**INSTRUCTION**
How many lines in the records contain the string "Testing", with case counting? Reply with the number alone.

**SOURCE RECORDS**

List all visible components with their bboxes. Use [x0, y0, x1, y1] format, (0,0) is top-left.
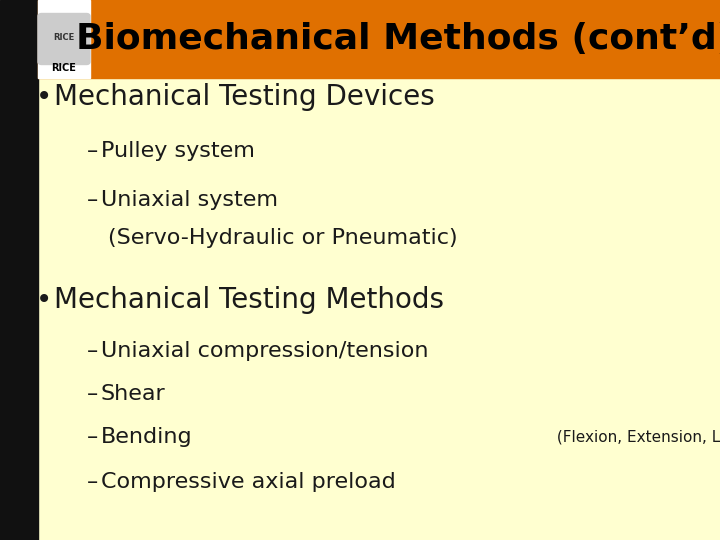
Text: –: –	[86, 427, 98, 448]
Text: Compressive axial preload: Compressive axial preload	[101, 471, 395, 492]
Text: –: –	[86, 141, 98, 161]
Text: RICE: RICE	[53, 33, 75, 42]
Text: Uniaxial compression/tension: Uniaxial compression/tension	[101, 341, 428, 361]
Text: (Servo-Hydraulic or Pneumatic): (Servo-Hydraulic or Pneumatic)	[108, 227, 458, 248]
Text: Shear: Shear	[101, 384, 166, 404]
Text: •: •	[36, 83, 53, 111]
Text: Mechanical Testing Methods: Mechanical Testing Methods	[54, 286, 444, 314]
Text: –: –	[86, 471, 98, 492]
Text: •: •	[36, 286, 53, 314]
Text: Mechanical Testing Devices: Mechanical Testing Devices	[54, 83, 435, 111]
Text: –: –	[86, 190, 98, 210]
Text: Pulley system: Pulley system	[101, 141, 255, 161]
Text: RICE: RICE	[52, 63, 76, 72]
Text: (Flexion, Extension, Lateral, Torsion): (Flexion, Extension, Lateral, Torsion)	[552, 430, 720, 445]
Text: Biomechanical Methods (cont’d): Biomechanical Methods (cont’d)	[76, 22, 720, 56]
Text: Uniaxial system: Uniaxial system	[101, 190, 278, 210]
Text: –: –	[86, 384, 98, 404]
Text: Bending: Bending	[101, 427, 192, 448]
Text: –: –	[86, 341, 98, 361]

* * *

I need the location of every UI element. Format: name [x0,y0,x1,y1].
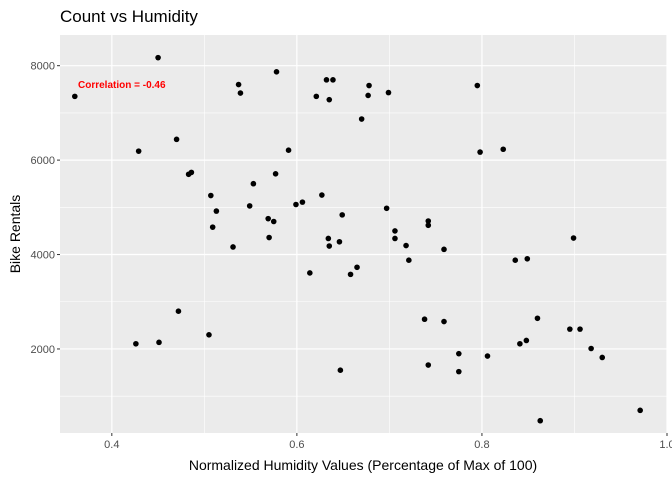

--

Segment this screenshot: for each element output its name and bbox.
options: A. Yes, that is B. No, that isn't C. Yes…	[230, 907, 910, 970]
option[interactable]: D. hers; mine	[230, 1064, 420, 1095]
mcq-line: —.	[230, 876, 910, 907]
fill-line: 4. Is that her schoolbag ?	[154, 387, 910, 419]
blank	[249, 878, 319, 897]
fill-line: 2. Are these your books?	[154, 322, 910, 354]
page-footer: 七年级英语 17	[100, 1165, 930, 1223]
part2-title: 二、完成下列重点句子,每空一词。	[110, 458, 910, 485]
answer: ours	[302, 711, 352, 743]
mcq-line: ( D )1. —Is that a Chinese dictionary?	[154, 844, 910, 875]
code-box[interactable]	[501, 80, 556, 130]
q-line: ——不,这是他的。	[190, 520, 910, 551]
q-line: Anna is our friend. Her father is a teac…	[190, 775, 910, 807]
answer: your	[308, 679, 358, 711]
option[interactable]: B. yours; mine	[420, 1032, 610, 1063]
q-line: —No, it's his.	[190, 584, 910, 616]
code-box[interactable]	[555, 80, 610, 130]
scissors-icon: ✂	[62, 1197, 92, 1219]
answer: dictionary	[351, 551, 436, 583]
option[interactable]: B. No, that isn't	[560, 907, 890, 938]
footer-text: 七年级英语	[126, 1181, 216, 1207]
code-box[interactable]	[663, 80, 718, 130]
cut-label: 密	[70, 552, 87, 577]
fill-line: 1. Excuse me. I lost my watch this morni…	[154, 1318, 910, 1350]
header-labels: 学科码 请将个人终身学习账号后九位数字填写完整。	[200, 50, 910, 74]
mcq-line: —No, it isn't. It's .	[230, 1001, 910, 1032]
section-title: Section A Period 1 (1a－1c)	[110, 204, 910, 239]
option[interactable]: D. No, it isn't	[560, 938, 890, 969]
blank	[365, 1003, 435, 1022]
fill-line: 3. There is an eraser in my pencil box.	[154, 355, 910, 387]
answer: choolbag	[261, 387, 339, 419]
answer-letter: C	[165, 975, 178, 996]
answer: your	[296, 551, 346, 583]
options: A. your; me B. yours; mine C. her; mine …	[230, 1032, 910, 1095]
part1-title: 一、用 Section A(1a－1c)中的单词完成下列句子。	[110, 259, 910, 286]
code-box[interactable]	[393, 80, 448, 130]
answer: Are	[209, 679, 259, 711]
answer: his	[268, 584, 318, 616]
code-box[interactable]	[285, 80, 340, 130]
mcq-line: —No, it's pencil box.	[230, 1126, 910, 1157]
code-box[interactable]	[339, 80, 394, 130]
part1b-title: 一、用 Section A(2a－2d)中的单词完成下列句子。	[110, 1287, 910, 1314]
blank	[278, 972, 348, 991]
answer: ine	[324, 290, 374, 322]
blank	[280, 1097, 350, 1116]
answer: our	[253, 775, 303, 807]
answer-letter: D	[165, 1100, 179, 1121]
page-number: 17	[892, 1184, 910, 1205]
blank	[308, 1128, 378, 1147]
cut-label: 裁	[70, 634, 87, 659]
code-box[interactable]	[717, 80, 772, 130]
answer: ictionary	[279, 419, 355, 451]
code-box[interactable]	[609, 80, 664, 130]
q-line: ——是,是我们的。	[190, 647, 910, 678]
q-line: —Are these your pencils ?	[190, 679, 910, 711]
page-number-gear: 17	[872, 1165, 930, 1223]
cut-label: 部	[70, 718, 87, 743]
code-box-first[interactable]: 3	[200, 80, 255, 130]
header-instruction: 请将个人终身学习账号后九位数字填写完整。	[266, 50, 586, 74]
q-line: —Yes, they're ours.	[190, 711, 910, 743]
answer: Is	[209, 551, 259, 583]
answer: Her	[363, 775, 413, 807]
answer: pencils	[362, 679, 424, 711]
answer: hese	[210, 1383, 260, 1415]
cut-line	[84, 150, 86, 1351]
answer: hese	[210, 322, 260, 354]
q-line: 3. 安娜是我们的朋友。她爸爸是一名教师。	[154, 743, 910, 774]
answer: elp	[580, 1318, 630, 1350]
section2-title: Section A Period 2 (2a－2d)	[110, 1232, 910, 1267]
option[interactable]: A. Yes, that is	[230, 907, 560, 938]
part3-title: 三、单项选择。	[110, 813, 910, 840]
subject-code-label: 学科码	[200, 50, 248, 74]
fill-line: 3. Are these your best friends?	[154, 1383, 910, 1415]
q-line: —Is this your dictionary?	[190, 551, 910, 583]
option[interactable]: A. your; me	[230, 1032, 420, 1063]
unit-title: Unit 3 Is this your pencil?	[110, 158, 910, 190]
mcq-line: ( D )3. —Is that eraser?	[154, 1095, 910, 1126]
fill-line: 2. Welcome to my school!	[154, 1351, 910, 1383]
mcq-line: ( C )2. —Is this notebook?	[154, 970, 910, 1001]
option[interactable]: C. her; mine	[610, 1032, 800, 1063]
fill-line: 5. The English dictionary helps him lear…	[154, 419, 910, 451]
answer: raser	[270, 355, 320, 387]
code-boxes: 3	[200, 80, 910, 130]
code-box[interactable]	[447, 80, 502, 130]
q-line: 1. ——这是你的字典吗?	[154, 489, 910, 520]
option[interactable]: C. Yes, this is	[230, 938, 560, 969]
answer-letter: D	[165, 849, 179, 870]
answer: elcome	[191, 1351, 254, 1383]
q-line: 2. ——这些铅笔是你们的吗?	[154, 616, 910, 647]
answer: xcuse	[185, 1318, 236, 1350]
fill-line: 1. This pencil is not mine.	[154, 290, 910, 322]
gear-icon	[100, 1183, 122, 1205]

**THE REPLY**
2